Exercise input:
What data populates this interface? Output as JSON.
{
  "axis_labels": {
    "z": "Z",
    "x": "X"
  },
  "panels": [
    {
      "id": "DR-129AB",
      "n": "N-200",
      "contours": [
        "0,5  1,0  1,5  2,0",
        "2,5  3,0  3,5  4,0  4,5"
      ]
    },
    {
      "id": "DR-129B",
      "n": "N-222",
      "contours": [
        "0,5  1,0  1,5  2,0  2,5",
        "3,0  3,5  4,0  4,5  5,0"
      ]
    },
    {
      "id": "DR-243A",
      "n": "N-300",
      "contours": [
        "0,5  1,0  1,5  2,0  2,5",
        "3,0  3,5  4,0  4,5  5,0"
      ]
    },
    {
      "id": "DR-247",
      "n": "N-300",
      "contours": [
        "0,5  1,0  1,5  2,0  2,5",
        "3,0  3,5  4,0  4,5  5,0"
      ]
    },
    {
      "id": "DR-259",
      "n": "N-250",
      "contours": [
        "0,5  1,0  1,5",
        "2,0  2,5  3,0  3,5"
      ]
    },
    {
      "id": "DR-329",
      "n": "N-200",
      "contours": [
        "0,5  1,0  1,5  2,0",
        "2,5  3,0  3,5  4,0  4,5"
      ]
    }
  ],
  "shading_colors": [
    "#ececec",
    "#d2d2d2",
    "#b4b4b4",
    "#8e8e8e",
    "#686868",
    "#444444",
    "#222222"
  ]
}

Task details: Using the material above, print every entry exactly as written.

Full response:
What data populates this interface? Output as JSON.
{
  "axis_labels": {
    "z": "Z",
    "x": "X"
  },
  "panels": [
    {
      "id": "DR-129AB",
      "n": "N-200",
      "contours": [
        "0,5  1,0  1,5  2,0",
        "2,5  3,0  3,5  4,0  4,5"
      ]
    },
    {
      "id": "DR-129B",
      "n": "N-222",
      "contours": [
        "0,5  1,0  1,5  2,0  2,5",
        "3,0  3,5  4,0  4,5  5,0"
      ]
    },
    {
      "id": "DR-243A",
      "n": "N-300",
      "contours": [
        "0,5  1,0  1,5  2,0  2,5",
        "3,0  3,5  4,0  4,5  5,0"
      ]
    },
    {
      "id": "DR-247",
      "n": "N-300",
      "contours": [
        "0,5  1,0  1,5  2,0  2,5",
        "3,0  3,5  4,0  4,5  5,0"
      ]
    },
    {
      "id": "DR-259",
      "n": "N-250",
      "contours": [
        "0,5  1,0  1,5",
        "2,0  2,5  3,0  3,5"
      ]
    },
    {
      "id": "DR-329",
      "n": "N-200",
      "contours": [
        "0,5  1,0  1,5  2,0",
        "2,5  3,0  3,5  4,0  4,5"
      ]
    }
  ],
  "shading_colors": [
    "#ececec",
    "#d2d2d2",
    "#b4b4b4",
    "#8e8e8e",
    "#686868",
    "#444444",
    "#222222"
  ]
}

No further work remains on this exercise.